> TO BE DONE: Give back exactly the lines from the one containing "What text is on this page?" through the end of the records, including both, and no others.

— begin —

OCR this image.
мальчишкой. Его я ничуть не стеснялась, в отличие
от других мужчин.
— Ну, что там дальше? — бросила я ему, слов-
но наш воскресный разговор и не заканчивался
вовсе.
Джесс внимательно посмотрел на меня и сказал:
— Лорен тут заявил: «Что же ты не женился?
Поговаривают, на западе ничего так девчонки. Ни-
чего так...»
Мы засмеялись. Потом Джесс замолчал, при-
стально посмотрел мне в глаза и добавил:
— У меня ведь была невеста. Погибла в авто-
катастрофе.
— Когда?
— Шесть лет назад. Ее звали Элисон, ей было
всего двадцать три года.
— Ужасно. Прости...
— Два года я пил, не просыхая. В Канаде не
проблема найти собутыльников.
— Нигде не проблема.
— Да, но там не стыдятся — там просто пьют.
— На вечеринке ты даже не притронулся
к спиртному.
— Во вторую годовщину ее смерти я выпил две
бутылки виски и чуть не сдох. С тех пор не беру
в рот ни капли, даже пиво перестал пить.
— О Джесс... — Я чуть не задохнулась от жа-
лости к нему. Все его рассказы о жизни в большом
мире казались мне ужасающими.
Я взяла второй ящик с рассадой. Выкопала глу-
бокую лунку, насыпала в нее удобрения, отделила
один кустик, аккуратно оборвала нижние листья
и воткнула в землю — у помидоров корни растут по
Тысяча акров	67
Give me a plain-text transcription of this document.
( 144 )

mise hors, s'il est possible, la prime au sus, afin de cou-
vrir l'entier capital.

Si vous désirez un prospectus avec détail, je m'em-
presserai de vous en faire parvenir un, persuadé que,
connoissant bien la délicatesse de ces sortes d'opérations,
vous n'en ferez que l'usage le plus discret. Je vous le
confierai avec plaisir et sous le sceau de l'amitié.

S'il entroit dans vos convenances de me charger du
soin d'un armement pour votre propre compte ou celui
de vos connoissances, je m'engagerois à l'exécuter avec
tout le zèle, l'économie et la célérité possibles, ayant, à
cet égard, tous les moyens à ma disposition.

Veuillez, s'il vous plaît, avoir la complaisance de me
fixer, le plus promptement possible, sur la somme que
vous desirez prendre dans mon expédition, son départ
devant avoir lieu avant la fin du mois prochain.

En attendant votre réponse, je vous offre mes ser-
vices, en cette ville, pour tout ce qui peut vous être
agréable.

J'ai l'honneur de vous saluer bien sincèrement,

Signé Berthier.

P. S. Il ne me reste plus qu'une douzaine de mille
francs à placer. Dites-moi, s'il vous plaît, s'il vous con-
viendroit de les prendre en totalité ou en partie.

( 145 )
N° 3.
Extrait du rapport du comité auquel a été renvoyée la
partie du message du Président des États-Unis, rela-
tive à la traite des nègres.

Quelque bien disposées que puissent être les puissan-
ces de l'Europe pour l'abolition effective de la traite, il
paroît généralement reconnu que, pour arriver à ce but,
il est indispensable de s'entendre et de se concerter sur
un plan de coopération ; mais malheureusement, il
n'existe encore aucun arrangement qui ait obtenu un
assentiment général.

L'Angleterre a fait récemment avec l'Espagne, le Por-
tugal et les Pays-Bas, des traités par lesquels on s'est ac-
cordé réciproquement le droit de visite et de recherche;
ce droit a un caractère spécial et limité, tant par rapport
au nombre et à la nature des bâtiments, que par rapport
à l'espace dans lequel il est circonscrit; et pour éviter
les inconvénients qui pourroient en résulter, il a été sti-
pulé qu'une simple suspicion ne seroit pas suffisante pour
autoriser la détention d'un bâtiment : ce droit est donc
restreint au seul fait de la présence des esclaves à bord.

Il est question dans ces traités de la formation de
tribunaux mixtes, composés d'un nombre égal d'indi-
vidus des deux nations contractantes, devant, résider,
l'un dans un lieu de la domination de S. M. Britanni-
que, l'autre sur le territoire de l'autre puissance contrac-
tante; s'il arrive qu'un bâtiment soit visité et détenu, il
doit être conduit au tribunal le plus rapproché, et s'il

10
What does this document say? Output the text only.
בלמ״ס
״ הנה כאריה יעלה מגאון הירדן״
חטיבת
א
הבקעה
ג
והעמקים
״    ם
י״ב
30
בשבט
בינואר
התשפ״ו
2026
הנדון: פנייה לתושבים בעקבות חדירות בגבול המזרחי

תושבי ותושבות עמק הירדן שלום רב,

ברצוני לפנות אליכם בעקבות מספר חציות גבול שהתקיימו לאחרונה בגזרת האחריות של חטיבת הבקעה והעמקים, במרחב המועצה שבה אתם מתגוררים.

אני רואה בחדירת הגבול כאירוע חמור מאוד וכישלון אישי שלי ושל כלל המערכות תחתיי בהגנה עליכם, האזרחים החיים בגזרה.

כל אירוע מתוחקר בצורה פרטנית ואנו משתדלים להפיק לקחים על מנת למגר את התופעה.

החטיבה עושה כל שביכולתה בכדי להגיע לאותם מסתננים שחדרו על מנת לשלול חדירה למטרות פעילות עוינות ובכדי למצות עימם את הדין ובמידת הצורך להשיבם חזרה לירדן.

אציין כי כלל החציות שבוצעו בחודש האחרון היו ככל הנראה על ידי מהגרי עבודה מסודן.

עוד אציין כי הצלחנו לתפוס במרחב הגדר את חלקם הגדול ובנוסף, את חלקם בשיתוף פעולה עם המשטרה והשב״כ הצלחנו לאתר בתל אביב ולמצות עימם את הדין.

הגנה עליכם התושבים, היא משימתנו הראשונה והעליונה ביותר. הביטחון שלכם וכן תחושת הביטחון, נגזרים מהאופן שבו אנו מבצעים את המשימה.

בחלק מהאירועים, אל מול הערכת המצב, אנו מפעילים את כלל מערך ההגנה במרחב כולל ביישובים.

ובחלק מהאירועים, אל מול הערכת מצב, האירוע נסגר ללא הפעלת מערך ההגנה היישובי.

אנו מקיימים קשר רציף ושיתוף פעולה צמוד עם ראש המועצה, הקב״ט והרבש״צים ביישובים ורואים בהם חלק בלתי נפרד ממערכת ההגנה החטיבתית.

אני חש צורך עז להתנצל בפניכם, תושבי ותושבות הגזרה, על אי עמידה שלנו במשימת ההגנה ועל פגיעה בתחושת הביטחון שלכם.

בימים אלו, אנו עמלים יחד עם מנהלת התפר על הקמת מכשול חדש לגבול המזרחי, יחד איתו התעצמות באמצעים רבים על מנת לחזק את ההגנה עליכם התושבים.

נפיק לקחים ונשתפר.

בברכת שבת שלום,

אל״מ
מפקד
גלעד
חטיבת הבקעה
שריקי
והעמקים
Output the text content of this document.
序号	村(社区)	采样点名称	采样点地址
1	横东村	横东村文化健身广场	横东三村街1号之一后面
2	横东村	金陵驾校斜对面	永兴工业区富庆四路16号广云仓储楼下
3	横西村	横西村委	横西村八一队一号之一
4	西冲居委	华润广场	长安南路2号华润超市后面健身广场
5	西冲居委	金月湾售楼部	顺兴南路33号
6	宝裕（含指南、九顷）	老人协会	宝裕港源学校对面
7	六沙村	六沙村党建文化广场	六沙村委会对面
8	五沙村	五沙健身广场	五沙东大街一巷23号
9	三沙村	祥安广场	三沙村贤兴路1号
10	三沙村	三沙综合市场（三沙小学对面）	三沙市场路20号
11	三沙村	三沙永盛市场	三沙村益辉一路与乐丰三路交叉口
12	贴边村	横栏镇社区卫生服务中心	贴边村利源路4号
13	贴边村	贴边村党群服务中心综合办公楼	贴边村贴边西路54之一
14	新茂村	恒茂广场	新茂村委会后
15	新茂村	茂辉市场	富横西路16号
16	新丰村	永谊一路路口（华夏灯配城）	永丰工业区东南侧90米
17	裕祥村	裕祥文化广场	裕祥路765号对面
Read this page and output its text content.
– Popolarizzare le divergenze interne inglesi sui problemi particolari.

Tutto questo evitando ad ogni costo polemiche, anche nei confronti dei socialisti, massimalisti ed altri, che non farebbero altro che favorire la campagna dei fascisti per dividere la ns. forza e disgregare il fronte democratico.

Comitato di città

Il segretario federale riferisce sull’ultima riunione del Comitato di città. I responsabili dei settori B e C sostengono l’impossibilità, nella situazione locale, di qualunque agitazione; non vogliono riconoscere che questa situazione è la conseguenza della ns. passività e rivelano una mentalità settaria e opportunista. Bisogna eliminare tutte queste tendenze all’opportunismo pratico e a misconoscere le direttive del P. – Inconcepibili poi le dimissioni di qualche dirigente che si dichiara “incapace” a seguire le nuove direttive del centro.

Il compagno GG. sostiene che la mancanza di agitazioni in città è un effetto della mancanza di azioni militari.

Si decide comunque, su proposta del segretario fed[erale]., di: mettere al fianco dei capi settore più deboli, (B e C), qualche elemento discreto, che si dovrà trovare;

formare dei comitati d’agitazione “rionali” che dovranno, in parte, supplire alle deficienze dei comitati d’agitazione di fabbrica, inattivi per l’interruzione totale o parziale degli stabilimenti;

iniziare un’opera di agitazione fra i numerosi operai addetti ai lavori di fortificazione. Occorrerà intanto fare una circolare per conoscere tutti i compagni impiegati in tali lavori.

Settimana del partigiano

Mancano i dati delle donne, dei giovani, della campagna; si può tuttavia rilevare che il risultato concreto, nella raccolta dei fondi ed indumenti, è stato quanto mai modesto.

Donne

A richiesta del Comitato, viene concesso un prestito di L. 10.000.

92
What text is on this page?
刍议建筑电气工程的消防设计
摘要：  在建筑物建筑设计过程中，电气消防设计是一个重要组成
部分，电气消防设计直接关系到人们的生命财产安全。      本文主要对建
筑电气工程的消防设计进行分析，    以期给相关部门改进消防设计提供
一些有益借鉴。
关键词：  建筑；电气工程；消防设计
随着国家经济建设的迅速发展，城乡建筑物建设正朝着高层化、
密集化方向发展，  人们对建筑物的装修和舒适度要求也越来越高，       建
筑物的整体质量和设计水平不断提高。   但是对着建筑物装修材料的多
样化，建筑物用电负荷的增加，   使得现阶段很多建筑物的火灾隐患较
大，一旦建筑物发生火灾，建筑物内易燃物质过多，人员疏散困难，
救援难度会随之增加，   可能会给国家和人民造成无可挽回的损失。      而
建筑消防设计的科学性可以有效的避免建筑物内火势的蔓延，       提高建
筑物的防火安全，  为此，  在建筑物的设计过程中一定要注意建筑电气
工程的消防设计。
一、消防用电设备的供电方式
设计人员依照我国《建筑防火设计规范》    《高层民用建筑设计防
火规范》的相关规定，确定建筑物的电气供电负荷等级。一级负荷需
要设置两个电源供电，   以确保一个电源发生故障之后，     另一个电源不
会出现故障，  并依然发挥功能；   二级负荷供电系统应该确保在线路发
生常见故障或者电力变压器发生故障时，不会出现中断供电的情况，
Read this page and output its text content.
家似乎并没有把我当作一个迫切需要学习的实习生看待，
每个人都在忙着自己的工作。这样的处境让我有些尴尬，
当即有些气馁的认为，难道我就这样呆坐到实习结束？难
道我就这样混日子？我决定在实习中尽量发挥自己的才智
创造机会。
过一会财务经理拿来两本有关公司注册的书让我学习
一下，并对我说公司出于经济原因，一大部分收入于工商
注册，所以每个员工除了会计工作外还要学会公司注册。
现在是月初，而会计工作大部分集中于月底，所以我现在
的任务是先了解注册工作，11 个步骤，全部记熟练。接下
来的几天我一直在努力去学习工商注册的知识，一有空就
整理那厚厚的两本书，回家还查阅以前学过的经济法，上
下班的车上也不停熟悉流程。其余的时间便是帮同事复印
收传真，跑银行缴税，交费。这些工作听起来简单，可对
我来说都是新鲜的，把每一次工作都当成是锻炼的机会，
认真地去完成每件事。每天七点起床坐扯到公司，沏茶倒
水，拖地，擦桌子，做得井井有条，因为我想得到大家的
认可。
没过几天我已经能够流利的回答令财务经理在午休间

— end —

> ANSWER TO THIS PROBLEM:
What text is on this page?
刍议建筑电气工程的消防设计
摘要：  在建筑物建筑设计过程中，电气消防设计是一个重要组成
部分，电气消防设计直接关系到人们的生命财产安全。      本文主要对建
筑电气工程的消防设计进行分析，    以期给相关部门改进消防设计提供
一些有益借鉴。
关键词：  建筑；电气工程；消防设计
随着国家经济建设的迅速发展，城乡建筑物建设正朝着高层化、
密集化方向发展，  人们对建筑物的装修和舒适度要求也越来越高，       建
筑物的整体质量和设计水平不断提高。   但是对着建筑物装修材料的多
样化，建筑物用电负荷的增加，   使得现阶段很多建筑物的火灾隐患较
大，一旦建筑物发生火灾，建筑物内易燃物质过多，人员疏散困难，
救援难度会随之增加，   可能会给国家和人民造成无可挽回的损失。      而
建筑消防设计的科学性可以有效的避免建筑物内火势的蔓延，       提高建
筑物的防火安全，  为此，  在建筑物的设计过程中一定要注意建筑电气
工程的消防设计。
一、消防用电设备的供电方式
设计人员依照我国《建筑防火设计规范》    《高层民用建筑设计防
火规范》的相关规定，确定建筑物的电气供电负荷等级。一级负荷需
要设置两个电源供电，   以确保一个电源发生故障之后，     另一个电源不
会出现故障，  并依然发挥功能；   二级负荷供电系统应该确保在线路发
生常见故障或者电力变压器发生故障时，不会出现中断供电的情况，
Read this page and output its text content.
家似乎并没有把我当作一个迫切需要学习的实习生看待，
每个人都在忙着自己的工作。这样的处境让我有些尴尬，
当即有些气馁的认为，难道我就这样呆坐到实习结束？难
道我就这样混日子？我决定在实习中尽量发挥自己的才智
创造机会。
过一会财务经理拿来两本有关公司注册的书让我学习
一下，并对我说公司出于经济原因，一大部分收入于工商
注册，所以每个员工除了会计工作外还要学会公司注册。
现在是月初，而会计工作大部分集中于月底，所以我现在
的任务是先了解注册工作，11 个步骤，全部记熟练。接下
来的几天我一直在努力去学习工商注册的知识，一有空就
整理那厚厚的两本书，回家还查阅以前学过的经济法，上
下班的车上也不停熟悉流程。其余的时间便是帮同事复印
收传真，跑银行缴税，交费。这些工作听起来简单，可对
我来说都是新鲜的，把每一次工作都当成是锻炼的机会，
认真地去完成每件事。每天七点起床坐扯到公司，沏茶倒
水，拖地，擦桌子，做得井井有条，因为我想得到大家的
认可。
没过几天我已经能够流利的回答令财务经理在午休间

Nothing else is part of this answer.